== Requirement ==
Give the number of lines in this listing that contain the word "امرأته", and nothing else.

== Records to process ==
((

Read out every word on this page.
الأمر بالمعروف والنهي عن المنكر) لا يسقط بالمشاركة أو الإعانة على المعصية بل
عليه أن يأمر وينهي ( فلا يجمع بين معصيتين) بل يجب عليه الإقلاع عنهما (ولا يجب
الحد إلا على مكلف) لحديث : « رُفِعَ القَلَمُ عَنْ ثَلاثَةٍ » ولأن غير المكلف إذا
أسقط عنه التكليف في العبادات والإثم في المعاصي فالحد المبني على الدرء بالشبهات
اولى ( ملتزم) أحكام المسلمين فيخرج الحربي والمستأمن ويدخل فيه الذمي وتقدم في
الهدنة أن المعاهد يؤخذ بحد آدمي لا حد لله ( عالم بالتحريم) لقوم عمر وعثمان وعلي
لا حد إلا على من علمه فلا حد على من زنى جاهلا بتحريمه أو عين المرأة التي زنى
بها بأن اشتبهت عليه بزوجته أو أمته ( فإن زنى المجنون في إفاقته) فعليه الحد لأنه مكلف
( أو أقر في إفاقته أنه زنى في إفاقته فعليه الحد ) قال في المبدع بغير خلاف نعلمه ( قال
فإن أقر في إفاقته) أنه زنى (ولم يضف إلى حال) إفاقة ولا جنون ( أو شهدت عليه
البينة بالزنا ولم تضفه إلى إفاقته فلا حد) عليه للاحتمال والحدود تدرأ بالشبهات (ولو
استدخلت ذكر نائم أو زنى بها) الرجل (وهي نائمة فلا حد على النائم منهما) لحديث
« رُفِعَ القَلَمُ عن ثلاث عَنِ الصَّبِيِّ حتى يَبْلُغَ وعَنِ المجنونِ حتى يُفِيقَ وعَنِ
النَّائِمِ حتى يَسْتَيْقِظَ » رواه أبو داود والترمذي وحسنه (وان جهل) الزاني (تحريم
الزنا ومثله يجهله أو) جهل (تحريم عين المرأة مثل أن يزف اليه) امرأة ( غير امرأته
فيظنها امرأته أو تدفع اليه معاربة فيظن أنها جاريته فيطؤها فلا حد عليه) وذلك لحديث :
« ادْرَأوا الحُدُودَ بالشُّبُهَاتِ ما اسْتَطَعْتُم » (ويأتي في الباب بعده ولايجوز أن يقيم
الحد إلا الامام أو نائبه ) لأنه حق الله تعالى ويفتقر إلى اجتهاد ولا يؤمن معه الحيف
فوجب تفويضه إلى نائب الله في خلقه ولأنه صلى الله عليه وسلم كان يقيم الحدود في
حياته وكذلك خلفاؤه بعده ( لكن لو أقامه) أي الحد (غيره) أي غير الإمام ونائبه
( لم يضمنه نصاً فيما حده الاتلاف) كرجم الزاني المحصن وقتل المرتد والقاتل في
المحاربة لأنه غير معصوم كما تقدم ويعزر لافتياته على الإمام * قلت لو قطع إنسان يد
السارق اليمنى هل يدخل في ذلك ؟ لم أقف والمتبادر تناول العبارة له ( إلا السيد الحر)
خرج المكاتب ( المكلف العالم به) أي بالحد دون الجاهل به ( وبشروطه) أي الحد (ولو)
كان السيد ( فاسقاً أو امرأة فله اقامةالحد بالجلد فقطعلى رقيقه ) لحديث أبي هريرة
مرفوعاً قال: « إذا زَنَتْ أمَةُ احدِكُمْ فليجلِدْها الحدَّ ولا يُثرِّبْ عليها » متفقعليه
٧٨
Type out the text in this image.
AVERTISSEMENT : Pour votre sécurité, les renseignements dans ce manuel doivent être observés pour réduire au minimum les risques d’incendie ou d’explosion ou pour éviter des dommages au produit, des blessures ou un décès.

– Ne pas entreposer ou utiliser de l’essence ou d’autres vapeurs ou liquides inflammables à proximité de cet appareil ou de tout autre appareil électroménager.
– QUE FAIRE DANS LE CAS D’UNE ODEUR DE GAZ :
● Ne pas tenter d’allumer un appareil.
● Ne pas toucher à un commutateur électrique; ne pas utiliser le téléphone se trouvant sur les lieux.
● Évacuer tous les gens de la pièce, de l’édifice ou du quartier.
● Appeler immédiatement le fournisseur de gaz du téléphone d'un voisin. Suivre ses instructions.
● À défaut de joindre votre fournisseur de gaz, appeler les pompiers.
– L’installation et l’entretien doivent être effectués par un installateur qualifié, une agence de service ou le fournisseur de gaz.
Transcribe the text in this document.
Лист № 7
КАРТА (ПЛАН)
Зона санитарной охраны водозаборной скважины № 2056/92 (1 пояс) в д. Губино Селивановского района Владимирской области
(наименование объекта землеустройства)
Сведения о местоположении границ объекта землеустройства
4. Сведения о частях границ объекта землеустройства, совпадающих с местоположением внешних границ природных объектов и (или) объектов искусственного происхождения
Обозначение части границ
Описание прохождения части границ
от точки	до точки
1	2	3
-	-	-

))

== Solution to the exercise ==
2